Figure record extracts
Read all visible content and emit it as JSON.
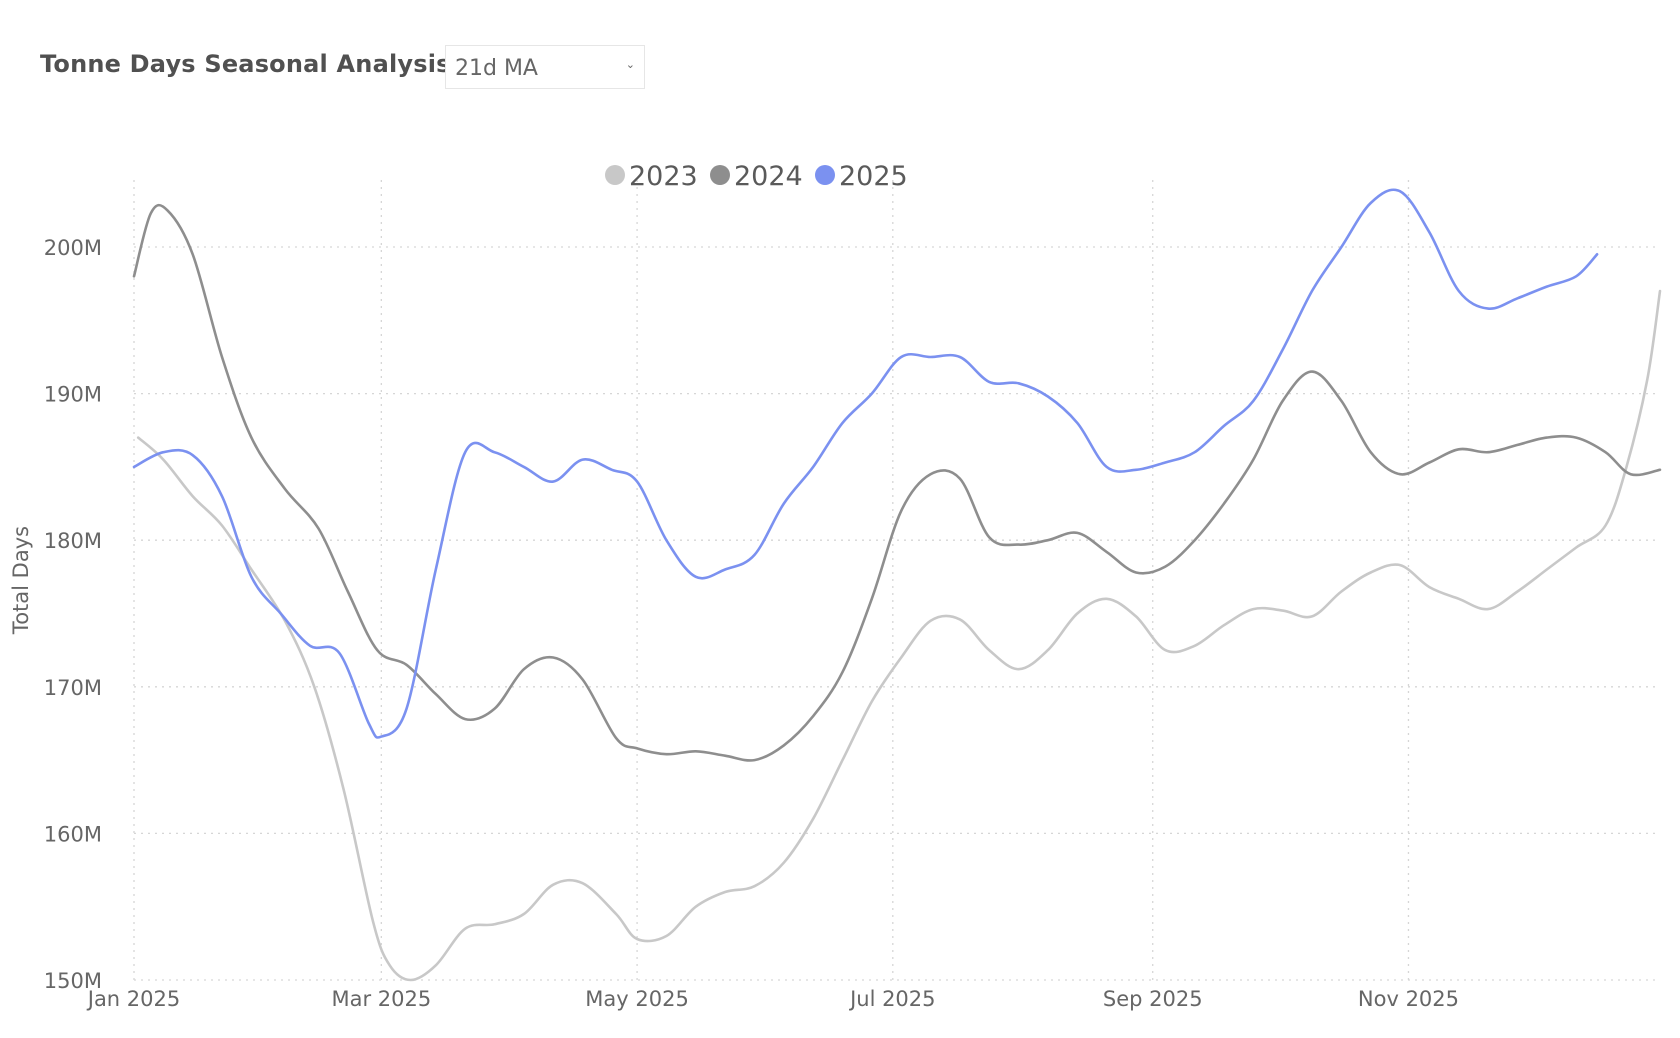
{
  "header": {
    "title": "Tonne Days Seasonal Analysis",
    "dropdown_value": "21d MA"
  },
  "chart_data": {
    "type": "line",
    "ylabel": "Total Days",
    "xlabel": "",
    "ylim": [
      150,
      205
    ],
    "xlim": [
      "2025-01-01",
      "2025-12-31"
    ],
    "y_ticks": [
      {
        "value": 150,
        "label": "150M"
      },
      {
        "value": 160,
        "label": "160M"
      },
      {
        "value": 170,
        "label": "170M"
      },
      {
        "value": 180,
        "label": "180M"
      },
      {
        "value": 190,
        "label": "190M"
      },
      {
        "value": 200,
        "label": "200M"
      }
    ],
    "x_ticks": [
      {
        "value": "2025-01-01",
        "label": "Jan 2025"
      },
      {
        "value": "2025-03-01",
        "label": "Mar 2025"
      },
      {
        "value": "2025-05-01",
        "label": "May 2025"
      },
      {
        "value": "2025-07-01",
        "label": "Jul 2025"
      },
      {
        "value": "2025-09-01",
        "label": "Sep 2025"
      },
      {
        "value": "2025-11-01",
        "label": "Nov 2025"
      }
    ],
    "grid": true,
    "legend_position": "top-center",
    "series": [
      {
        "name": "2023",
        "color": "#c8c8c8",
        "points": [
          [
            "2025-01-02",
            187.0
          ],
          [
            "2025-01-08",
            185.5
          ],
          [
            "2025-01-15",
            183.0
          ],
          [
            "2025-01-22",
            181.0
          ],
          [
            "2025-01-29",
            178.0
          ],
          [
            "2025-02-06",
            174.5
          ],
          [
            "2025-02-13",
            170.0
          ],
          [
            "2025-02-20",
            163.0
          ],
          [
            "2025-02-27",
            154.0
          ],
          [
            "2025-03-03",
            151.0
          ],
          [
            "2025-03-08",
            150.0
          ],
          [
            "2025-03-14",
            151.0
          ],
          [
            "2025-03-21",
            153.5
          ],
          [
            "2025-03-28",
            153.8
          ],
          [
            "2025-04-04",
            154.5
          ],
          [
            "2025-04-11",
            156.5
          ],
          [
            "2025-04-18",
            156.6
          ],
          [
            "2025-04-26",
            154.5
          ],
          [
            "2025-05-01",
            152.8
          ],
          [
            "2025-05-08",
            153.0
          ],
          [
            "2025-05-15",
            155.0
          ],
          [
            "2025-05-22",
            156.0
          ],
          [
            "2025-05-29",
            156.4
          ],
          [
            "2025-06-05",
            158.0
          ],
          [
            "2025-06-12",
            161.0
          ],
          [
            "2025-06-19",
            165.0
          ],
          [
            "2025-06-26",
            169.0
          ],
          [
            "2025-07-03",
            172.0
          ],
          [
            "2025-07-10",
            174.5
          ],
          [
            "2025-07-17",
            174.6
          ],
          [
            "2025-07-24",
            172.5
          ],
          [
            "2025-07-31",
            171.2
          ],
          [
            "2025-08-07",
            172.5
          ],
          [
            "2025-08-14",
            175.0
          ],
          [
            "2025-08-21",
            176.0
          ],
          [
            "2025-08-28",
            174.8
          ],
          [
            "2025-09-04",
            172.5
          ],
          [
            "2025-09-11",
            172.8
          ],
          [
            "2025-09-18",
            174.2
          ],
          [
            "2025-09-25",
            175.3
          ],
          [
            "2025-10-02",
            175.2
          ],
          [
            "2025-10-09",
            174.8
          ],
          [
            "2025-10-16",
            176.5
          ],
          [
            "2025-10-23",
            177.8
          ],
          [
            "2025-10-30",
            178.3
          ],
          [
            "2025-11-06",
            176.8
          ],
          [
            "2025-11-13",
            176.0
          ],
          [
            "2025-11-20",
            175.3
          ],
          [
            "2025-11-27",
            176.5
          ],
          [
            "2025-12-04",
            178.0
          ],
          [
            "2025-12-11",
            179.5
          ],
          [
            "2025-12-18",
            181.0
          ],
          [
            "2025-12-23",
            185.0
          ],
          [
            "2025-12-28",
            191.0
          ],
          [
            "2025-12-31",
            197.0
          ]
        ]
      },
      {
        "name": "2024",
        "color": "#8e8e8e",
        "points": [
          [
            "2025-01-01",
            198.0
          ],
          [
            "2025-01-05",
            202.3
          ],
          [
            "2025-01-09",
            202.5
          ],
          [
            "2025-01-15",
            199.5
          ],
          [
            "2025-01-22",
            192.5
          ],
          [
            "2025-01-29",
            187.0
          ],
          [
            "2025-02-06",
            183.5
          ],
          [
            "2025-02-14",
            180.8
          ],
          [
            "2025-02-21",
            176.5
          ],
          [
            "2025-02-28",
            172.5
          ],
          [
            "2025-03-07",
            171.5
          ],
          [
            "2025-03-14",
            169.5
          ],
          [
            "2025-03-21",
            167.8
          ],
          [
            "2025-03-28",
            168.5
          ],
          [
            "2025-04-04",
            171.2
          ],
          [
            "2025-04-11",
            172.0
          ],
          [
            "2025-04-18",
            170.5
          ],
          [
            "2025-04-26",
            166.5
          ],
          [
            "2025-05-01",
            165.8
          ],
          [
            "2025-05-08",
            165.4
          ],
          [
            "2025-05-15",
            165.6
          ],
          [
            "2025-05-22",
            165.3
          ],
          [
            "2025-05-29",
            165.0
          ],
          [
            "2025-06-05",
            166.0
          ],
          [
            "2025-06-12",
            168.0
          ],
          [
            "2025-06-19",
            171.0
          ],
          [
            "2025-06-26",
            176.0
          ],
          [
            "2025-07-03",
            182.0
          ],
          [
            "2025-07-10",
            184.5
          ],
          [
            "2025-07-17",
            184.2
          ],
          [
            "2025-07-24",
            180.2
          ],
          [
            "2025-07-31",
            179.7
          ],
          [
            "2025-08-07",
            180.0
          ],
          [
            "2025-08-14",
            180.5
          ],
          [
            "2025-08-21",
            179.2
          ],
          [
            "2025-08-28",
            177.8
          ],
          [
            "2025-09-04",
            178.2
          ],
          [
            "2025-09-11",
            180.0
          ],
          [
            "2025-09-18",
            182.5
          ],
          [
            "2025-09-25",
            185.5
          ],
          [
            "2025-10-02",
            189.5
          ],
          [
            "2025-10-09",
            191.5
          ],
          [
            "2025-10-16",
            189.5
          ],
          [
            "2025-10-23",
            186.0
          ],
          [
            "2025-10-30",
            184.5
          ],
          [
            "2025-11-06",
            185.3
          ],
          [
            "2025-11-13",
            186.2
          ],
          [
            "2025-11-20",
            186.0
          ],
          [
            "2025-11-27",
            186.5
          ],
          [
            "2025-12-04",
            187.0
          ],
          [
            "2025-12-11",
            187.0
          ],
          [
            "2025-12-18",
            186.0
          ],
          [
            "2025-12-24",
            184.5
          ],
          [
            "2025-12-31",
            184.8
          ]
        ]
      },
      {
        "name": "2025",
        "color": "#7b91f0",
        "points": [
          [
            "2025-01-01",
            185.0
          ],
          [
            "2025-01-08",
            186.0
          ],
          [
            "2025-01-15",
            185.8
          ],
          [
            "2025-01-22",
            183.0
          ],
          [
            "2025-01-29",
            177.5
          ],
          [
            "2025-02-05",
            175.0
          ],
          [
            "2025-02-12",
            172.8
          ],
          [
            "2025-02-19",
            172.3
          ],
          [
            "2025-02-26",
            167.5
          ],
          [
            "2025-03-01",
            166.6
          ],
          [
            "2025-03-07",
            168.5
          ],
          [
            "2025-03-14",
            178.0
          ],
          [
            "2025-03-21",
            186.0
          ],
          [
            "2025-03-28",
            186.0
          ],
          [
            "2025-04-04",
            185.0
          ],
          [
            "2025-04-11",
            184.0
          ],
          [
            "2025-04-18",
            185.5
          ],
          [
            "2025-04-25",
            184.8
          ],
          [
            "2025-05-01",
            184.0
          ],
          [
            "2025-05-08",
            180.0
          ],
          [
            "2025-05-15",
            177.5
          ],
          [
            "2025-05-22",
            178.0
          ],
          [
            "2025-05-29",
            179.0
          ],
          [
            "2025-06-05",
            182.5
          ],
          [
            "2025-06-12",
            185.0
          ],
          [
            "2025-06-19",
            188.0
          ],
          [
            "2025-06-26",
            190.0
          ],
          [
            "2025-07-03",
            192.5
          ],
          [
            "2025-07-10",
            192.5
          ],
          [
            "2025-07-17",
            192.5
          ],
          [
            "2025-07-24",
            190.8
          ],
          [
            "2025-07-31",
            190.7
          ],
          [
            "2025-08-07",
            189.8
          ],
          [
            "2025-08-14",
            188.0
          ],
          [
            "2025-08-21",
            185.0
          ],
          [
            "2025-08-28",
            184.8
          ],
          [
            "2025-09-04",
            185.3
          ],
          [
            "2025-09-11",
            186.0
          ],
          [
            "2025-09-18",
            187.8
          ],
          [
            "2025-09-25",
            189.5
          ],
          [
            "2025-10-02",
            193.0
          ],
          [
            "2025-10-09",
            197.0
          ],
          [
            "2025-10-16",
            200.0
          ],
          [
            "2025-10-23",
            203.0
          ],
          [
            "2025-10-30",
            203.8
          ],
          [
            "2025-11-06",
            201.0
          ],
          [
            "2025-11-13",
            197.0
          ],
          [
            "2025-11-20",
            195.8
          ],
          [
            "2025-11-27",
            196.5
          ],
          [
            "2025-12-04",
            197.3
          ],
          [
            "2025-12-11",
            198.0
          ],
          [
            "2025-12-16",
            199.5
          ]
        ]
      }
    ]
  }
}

_WHAT IS NEEDED_:
Count every line in the entries above where the word "color" appears; respond with the number alone.

_ANSWER TO THE EXERCISE_:
3